======== Extracted material ========
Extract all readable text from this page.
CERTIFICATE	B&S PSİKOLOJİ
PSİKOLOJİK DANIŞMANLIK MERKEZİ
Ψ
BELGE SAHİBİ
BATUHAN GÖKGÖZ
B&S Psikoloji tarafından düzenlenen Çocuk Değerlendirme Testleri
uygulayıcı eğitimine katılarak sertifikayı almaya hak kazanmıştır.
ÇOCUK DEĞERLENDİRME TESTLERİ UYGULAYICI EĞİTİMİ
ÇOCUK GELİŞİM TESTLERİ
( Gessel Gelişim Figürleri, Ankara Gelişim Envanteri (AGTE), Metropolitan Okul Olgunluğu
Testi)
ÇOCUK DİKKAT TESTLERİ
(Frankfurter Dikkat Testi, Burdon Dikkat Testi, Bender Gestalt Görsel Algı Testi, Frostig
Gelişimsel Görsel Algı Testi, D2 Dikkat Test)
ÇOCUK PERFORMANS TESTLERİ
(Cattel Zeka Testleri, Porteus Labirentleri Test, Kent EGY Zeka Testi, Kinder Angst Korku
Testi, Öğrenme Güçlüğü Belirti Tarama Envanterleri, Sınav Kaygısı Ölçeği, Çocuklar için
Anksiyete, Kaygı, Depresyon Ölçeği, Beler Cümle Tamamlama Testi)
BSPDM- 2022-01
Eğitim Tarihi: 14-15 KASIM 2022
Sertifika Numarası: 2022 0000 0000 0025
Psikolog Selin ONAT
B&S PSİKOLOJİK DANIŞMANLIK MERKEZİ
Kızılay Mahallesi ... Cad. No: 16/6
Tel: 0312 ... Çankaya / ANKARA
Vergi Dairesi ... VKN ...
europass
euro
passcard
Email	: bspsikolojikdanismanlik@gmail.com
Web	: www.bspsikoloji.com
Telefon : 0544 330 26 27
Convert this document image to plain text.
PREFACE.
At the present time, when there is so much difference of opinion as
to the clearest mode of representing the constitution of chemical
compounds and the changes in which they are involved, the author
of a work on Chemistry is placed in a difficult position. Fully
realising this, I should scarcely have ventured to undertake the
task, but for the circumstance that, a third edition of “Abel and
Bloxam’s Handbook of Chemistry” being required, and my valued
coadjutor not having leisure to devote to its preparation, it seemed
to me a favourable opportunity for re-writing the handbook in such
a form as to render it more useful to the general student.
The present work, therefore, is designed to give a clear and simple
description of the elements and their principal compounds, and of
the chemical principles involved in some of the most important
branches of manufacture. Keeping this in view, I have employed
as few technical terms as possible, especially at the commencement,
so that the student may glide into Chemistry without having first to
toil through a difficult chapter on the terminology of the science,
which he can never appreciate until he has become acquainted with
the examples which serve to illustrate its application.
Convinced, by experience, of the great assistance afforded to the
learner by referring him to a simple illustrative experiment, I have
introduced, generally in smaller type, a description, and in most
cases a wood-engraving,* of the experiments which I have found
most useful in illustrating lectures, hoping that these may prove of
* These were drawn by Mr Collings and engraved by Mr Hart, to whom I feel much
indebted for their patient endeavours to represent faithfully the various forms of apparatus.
========
→ **Problem requirements**: Print back all the lines verbatim.

→ **Task answer**:
Extract all readable text from this page.
CERTIFICATE	B&S PSİKOLOJİ
PSİKOLOJİK DANIŞMANLIK MERKEZİ
Ψ
BELGE SAHİBİ
BATUHAN GÖKGÖZ
B&S Psikoloji tarafından düzenlenen Çocuk Değerlendirme Testleri
uygulayıcı eğitimine katılarak sertifikayı almaya hak kazanmıştır.
ÇOCUK DEĞERLENDİRME TESTLERİ UYGULAYICI EĞİTİMİ
ÇOCUK GELİŞİM TESTLERİ
( Gessel Gelişim Figürleri, Ankara Gelişim Envanteri (AGTE), Metropolitan Okul Olgunluğu
Testi)
ÇOCUK DİKKAT TESTLERİ
(Frankfurter Dikkat Testi, Burdon Dikkat Testi, Bender Gestalt Görsel Algı Testi, Frostig
Gelişimsel Görsel Algı Testi, D2 Dikkat Test)
ÇOCUK PERFORMANS TESTLERİ
(Cattel Zeka Testleri, Porteus Labirentleri Test, Kent EGY Zeka Testi, Kinder Angst Korku
Testi, Öğrenme Güçlüğü Belirti Tarama Envanterleri, Sınav Kaygısı Ölçeği, Çocuklar için
Anksiyete, Kaygı, Depresyon Ölçeği, Beler Cümle Tamamlama Testi)
BSPDM- 2022-01
Eğitim Tarihi: 14-15 KASIM 2022
Sertifika Numarası: 2022 0000 0000 0025
Psikolog Selin ONAT
B&S PSİKOLOJİK DANIŞMANLIK MERKEZİ
Kızılay Mahallesi ... Cad. No: 16/6
Tel: 0312 ... Çankaya / ANKARA
Vergi Dairesi ... VKN ...
europass
euro
passcard
Email	: bspsikolojikdanismanlik@gmail.com
Web	: www.bspsikoloji.com
Telefon : 0544 330 26 27
Convert this document image to plain text.
PREFACE.
At the present time, when there is so much difference of opinion as
to the clearest mode of representing the constitution of chemical
compounds and the changes in which they are involved, the author
of a work on Chemistry is placed in a difficult position. Fully
realising this, I should scarcely have ventured to undertake the
task, but for the circumstance that, a third edition of “Abel and
Bloxam’s Handbook of Chemistry” being required, and my valued
coadjutor not having leisure to devote to its preparation, it seemed
to me a favourable opportunity for re-writing the handbook in such
a form as to render it more useful to the general student.
The present work, therefore, is designed to give a clear and simple
description of the elements and their principal compounds, and of
the chemical principles involved in some of the most important
branches of manufacture. Keeping this in view, I have employed
as few technical terms as possible, especially at the commencement,
so that the student may glide into Chemistry without having first to
toil through a difficult chapter on the terminology of the science,
which he can never appreciate until he has become acquainted with
the examples which serve to illustrate its application.
Convinced, by experience, of the great assistance afforded to the
learner by referring him to a simple illustrative experiment, I have
introduced, generally in smaller type, a description, and in most
cases a wood-engraving,* of the experiments which I have found
most useful in illustrating lectures, hoping that these may prove of
* These were drawn by Mr Collings and engraved by Mr Hart, to whom I feel much
indebted for their patient endeavours to represent faithfully the various forms of apparatus.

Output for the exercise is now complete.